#### [What is being asked]
Copy everything in the data below exactly except the pictures.

#### [Record set]

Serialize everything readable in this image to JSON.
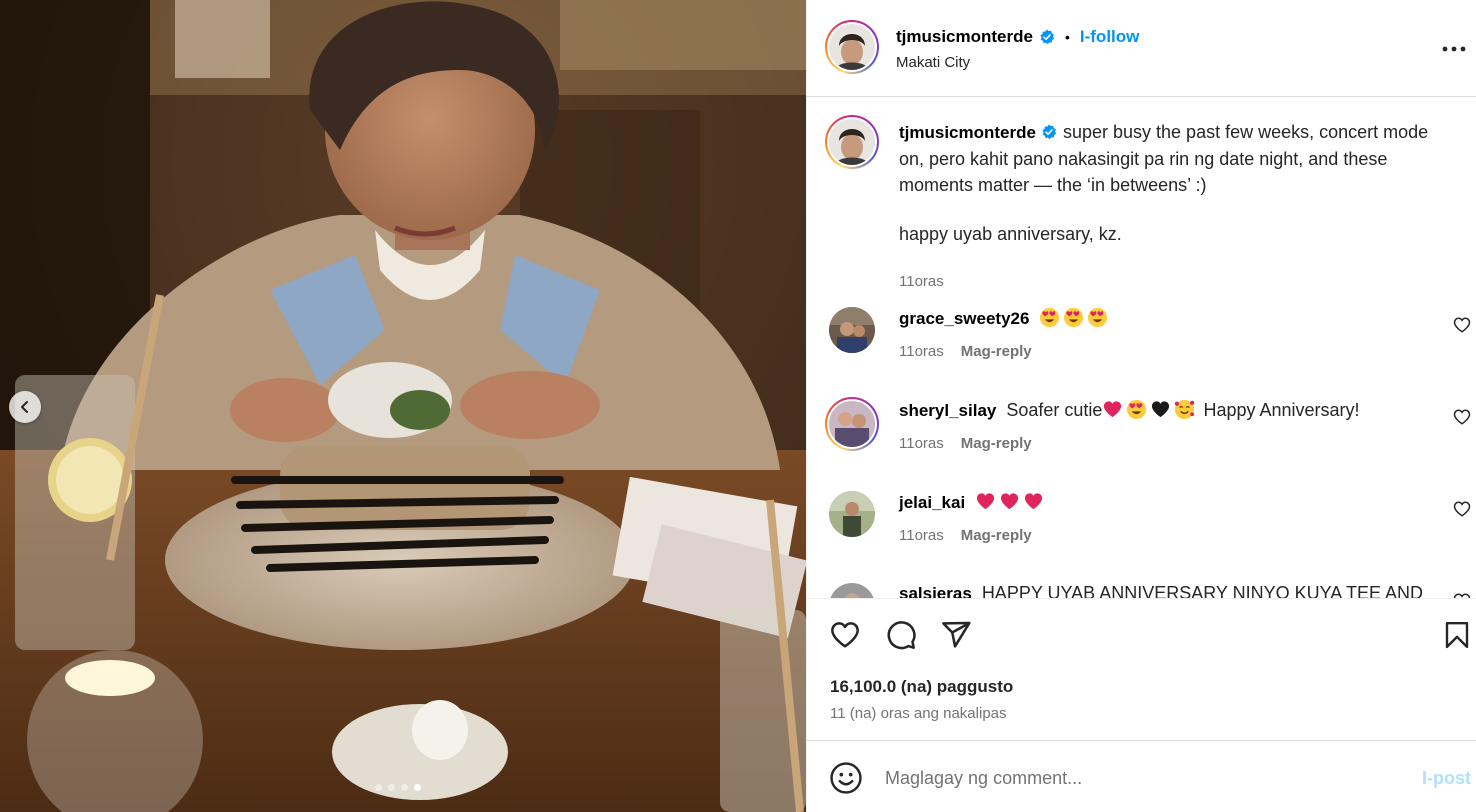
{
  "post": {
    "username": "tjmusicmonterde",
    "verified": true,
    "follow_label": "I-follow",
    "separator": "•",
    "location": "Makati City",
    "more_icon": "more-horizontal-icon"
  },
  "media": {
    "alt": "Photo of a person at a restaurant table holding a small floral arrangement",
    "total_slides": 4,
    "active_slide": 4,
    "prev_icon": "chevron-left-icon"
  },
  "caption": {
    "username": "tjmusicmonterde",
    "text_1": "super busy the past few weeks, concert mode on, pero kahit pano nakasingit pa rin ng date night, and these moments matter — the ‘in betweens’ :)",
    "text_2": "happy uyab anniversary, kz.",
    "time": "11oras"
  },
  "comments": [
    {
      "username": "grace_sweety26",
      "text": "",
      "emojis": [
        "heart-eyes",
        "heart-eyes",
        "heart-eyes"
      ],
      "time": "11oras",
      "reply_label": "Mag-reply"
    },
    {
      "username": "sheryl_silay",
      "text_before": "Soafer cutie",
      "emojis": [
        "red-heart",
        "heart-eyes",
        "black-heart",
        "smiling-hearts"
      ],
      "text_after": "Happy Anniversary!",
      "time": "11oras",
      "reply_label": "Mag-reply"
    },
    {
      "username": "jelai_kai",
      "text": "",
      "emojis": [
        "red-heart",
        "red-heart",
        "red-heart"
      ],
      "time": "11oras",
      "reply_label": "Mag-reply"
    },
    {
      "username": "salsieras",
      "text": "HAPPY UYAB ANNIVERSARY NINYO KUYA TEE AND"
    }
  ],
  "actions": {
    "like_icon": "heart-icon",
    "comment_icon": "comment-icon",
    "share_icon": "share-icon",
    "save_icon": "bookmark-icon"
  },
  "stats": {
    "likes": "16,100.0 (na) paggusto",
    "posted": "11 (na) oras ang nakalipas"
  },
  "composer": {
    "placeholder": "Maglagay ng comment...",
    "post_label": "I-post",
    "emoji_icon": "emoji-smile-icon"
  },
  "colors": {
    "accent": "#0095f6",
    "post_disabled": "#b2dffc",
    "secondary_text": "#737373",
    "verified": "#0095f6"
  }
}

#### [Answer to the exercise]
Serialize everything readable in this image to JSON.
{
  "post": {
    "username": "tjmusicmonterde",
    "verified": true,
    "follow_label": "I-follow",
    "separator": "•",
    "location": "Makati City",
    "more_icon": "more-horizontal-icon"
  },
  "media": {
    "alt": "Photo of a person at a restaurant table holding a small floral arrangement",
    "total_slides": 4,
    "active_slide": 4,
    "prev_icon": "chevron-left-icon"
  },
  "caption": {
    "username": "tjmusicmonterde",
    "text_1": "super busy the past few weeks, concert mode on, pero kahit pano nakasingit pa rin ng date night, and these moments matter — the ‘in betweens’ :)",
    "text_2": "happy uyab anniversary, kz.",
    "time": "11oras"
  },
  "comments": [
    {
      "username": "grace_sweety26",
      "text": "",
      "emojis": [
        "heart-eyes",
        "heart-eyes",
        "heart-eyes"
      ],
      "time": "11oras",
      "reply_label": "Mag-reply"
    },
    {
      "username": "sheryl_silay",
      "text_before": "Soafer cutie",
      "emojis": [
        "red-heart",
        "heart-eyes",
        "black-heart",
        "smiling-hearts"
      ],
      "text_after": "Happy Anniversary!",
      "time": "11oras",
      "reply_label": "Mag-reply"
    },
    {
      "username": "jelai_kai",
      "text": "",
      "emojis": [
        "red-heart",
        "red-heart",
        "red-heart"
      ],
      "time": "11oras",
      "reply_label": "Mag-reply"
    },
    {
      "username": "salsieras",
      "text": "HAPPY UYAB ANNIVERSARY NINYO KUYA TEE AND"
    }
  ],
  "actions": {
    "like_icon": "heart-icon",
    "comment_icon": "comment-icon",
    "share_icon": "share-icon",
    "save_icon": "bookmark-icon"
  },
  "stats": {
    "likes": "16,100.0 (na) paggusto",
    "posted": "11 (na) oras ang nakalipas"
  },
  "composer": {
    "placeholder": "Maglagay ng comment...",
    "post_label": "I-post",
    "emoji_icon": "emoji-smile-icon"
  },
  "colors": {
    "accent": "#0095f6",
    "post_disabled": "#b2dffc",
    "secondary_text": "#737373",
    "verified": "#0095f6"
  }
}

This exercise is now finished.